**INPUT DATA:**
◇ ◇ ◇ ◇ ◇

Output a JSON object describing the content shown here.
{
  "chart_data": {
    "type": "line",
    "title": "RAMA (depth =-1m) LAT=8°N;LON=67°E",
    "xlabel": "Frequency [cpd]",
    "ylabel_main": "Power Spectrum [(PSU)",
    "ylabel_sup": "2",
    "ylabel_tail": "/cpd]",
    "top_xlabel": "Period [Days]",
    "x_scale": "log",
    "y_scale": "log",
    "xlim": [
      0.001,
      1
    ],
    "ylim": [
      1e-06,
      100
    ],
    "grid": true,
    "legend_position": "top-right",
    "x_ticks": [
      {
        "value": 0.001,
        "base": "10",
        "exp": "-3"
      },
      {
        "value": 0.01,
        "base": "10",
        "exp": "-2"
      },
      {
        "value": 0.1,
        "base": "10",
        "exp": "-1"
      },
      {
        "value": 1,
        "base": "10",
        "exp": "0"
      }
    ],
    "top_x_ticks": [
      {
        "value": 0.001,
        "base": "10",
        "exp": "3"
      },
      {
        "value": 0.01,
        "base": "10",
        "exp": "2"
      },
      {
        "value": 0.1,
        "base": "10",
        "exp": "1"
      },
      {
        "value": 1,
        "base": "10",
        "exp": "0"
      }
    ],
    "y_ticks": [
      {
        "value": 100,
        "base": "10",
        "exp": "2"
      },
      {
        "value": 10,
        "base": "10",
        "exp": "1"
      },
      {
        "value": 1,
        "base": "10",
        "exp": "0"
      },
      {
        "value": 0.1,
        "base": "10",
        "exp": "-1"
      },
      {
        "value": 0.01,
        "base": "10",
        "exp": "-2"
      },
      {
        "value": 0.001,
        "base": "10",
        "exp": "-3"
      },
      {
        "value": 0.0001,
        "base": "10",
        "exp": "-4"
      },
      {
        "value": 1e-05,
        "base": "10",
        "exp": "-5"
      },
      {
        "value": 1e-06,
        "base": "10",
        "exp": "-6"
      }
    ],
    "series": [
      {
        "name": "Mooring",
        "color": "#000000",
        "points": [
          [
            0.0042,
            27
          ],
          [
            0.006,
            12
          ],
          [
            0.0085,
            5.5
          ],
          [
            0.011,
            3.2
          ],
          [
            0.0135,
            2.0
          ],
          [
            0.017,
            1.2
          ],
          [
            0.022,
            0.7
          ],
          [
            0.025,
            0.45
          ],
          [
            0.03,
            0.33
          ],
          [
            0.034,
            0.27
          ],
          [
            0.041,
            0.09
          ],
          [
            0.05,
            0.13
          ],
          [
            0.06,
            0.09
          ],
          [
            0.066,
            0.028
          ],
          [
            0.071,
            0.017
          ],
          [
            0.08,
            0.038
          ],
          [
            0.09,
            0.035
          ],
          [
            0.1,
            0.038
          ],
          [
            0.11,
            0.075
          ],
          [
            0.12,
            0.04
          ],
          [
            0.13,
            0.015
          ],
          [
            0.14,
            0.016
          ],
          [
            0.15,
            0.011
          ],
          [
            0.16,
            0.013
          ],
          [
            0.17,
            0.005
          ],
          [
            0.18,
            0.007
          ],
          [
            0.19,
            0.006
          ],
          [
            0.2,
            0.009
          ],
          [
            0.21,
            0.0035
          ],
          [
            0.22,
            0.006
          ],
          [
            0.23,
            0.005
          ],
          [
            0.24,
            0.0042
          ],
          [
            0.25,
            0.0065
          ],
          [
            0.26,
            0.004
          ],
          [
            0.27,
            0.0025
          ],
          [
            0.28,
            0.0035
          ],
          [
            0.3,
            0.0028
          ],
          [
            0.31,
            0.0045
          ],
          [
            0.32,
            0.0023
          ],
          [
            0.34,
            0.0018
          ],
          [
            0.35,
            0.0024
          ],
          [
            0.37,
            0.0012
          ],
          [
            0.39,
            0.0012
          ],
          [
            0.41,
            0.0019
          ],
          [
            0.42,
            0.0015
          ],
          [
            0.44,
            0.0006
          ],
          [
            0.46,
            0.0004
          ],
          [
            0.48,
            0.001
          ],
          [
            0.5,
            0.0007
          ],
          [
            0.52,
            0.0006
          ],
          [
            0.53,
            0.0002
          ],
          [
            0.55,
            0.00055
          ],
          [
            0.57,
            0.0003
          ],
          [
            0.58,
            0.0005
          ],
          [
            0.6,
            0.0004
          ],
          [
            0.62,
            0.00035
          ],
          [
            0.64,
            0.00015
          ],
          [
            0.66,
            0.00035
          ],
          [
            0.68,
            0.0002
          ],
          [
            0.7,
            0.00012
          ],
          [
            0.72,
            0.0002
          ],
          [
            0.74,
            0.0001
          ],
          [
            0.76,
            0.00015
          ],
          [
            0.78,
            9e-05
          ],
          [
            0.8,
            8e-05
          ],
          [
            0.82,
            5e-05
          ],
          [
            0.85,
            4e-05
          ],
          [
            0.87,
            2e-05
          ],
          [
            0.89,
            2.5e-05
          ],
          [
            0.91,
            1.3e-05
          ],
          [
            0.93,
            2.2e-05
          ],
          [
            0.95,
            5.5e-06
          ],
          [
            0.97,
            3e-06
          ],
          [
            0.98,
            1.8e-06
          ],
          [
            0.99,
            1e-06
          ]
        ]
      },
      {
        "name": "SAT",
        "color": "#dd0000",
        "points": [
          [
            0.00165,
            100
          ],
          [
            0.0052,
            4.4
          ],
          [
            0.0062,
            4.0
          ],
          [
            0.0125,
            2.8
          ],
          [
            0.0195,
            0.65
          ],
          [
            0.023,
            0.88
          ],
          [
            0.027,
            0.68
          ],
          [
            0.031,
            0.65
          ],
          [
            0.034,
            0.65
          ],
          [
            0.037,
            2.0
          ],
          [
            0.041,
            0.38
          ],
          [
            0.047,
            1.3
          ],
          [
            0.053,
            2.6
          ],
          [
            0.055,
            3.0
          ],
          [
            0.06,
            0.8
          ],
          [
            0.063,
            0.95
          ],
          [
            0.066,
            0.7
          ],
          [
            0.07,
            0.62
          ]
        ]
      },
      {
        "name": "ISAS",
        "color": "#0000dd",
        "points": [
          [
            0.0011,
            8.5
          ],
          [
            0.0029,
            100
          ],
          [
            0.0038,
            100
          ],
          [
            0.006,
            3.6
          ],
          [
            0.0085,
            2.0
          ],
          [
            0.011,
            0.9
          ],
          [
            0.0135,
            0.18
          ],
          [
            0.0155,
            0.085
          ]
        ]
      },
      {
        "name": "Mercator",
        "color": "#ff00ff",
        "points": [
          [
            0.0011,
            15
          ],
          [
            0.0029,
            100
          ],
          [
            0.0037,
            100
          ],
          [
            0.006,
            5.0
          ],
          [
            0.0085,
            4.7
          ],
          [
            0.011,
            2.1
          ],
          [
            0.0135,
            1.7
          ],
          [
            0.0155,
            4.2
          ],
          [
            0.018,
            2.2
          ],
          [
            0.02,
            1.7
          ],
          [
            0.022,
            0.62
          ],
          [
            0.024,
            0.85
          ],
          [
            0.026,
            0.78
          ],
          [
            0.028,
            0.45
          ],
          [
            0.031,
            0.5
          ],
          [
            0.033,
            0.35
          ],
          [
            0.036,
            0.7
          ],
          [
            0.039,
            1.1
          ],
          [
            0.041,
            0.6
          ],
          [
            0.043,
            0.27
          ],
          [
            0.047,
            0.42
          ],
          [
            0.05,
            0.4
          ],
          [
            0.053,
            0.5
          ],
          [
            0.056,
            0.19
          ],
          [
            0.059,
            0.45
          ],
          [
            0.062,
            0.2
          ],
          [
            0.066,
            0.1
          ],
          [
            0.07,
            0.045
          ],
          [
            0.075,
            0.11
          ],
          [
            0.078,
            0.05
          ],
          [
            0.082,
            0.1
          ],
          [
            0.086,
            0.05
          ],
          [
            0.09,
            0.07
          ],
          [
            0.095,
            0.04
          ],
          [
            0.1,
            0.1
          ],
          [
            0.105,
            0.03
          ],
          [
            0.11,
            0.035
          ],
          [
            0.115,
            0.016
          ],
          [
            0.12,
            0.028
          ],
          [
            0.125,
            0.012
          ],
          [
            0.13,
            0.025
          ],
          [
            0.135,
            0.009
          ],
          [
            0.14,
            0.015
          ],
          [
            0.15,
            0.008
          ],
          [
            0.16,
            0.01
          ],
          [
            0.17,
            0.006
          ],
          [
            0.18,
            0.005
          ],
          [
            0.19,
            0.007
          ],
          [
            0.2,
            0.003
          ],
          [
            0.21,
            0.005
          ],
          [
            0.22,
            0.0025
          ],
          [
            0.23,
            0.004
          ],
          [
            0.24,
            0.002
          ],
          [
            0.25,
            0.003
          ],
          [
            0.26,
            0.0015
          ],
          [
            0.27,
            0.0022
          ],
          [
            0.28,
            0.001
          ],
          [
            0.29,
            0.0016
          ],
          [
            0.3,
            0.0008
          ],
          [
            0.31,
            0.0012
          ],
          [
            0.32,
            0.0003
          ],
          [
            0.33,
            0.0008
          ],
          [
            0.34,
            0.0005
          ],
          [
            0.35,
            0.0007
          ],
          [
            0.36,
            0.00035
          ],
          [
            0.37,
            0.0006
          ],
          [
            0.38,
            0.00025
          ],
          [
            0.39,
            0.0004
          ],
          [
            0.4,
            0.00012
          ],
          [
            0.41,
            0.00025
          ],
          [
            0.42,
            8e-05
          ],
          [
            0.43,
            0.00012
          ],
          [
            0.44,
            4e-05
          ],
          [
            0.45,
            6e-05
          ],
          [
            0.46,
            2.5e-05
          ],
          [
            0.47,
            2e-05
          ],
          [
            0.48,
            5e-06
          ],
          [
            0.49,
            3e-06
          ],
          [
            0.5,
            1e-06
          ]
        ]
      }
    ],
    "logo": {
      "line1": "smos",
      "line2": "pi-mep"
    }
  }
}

◇ ◇ ◇ ◇ ◇

**EXERCISE:**
Across the records, count the lines holding the string "name". Give the number and stop.

**CORRECT RESULT:**
4